* [Extracted data entries]:
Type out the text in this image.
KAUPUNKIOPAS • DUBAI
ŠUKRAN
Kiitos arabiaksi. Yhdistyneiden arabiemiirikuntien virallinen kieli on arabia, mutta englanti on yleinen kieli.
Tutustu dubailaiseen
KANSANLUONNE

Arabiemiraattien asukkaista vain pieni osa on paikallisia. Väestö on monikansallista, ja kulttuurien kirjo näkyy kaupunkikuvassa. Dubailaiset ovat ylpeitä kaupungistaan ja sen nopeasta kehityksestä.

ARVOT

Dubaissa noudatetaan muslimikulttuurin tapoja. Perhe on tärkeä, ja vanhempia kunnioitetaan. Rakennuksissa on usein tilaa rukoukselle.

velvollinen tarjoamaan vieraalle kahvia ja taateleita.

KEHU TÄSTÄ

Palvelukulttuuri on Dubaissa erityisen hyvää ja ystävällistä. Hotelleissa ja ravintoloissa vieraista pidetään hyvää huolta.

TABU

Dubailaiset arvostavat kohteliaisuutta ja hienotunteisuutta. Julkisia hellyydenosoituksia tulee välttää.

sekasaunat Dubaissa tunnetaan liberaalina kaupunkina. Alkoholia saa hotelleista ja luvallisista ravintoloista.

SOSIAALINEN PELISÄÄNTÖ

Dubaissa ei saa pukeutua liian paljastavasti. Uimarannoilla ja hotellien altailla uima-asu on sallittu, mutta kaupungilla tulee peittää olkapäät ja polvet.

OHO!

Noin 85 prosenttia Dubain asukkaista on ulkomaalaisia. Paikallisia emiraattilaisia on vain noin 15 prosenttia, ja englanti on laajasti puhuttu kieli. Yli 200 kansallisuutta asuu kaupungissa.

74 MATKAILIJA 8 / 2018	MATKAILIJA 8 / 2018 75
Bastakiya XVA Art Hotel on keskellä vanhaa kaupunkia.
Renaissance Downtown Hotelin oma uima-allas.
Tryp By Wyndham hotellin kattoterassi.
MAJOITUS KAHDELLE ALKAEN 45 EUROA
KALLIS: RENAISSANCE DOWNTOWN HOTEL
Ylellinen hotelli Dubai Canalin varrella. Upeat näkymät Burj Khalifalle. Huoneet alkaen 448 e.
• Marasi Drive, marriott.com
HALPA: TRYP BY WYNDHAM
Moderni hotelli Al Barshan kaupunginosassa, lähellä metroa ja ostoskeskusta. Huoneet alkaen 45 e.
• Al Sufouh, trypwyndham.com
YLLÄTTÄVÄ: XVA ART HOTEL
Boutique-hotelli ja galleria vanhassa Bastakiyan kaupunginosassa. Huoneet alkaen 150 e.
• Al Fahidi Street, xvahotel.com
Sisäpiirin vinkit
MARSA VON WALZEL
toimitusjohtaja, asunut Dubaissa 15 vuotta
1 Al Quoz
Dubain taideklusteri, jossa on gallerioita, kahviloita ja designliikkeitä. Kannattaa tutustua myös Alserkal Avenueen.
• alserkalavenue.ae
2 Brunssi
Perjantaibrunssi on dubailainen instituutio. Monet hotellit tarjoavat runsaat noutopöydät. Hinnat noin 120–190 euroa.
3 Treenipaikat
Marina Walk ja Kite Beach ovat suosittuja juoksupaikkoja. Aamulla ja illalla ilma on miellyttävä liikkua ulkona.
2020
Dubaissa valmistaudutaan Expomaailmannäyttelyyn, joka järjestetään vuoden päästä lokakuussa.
* * *
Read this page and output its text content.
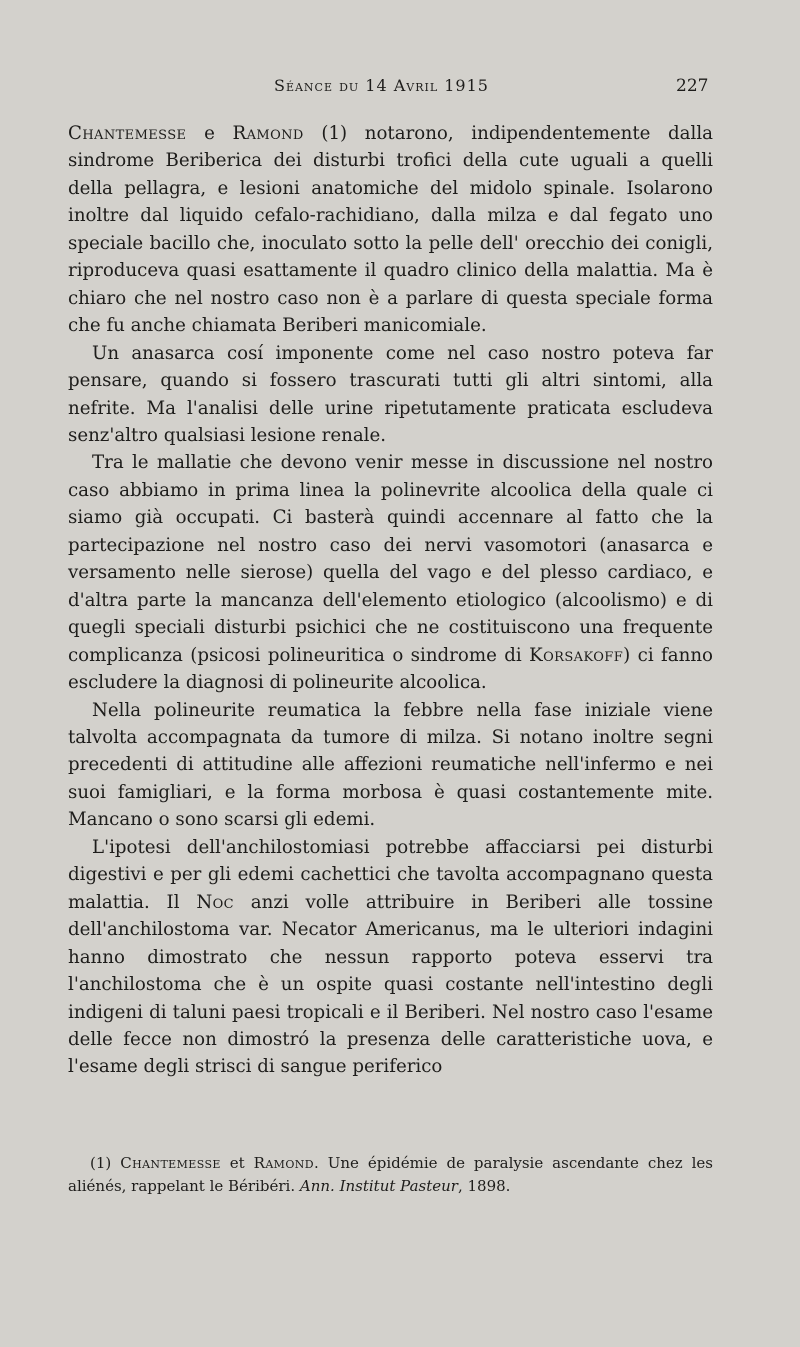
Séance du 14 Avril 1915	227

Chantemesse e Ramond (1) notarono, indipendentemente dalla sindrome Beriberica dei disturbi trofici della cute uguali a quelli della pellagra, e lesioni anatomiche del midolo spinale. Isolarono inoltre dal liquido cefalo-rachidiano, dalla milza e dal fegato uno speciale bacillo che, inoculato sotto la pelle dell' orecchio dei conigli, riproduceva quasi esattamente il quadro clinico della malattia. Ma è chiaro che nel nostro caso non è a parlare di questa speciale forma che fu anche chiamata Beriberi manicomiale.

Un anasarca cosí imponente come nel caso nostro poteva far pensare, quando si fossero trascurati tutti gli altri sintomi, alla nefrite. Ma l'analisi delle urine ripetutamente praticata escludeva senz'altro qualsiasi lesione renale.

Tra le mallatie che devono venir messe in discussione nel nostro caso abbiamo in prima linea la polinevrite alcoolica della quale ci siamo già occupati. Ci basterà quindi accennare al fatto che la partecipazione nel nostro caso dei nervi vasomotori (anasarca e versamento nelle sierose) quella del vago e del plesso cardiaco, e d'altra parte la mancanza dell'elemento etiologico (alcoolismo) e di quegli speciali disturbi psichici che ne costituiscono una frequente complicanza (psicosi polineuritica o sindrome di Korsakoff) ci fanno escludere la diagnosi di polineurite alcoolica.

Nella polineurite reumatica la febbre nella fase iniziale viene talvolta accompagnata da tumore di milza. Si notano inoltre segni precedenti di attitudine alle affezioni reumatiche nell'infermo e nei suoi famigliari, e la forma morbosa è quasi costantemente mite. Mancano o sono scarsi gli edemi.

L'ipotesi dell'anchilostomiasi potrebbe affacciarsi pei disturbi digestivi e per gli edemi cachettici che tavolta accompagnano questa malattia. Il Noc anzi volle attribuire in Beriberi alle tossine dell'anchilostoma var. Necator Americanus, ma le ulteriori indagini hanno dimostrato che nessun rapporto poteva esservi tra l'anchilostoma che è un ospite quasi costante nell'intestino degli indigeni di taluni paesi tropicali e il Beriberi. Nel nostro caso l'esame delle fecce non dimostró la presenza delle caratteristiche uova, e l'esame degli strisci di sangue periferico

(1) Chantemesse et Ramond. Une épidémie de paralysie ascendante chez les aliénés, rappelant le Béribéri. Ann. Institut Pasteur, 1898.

* [Activity]: Show the lines of the entries that include the string "disturbi", copying each in full.

* [Output for this exercise]:
Chantemesse e Ramond (1) notarono, indipendentemente dalla sindrome Beriberica dei disturbi trofici della cute uguali a quelli della pellagra, e lesioni anatomiche del midolo spinale. Isolarono inoltre dal liquido cefalo-rachidiano, dalla milza e dal fegato uno speciale bacillo che, inoculato sotto la pelle dell' orecchio dei conigli, riproduceva quasi esattamente il quadro clinico della malattia. Ma è chiaro che nel nostro caso non è a parlare di questa speciale forma che fu anche chiamata Beriberi manicomiale.
Tra le mallatie che devono venir messe in discussione nel nostro caso abbiamo in prima linea la polinevrite alcoolica della quale ci siamo già occupati. Ci basterà quindi accennare al fatto che la partecipazione nel nostro caso dei nervi vasomotori (anasarca e versamento nelle sierose) quella del vago e del plesso cardiaco, e d'altra parte la mancanza dell'elemento etiologico (alcoolismo) e di quegli speciali disturbi psichici che ne costituiscono una frequente complicanza (psicosi polineuritica o sindrome di Korsakoff) ci fanno escludere la diagnosi di polineurite alcoolica.
L'ipotesi dell'anchilostomiasi potrebbe affacciarsi pei disturbi digestivi e per gli edemi cachettici che tavolta accompagnano questa malattia. Il Noc anzi volle attribuire in Beriberi alle tossine dell'anchilostoma var. Necator Americanus, ma le ulteriori indagini hanno dimostrato che nessun rapporto poteva esservi tra l'anchilostoma che è un ospite quasi costante nell'intestino degli indigeni di taluni paesi tropicali e il Beriberi. Nel nostro caso l'esame delle fecce non dimostró la presenza delle caratteristiche uova, e l'esame degli strisci di sangue periferico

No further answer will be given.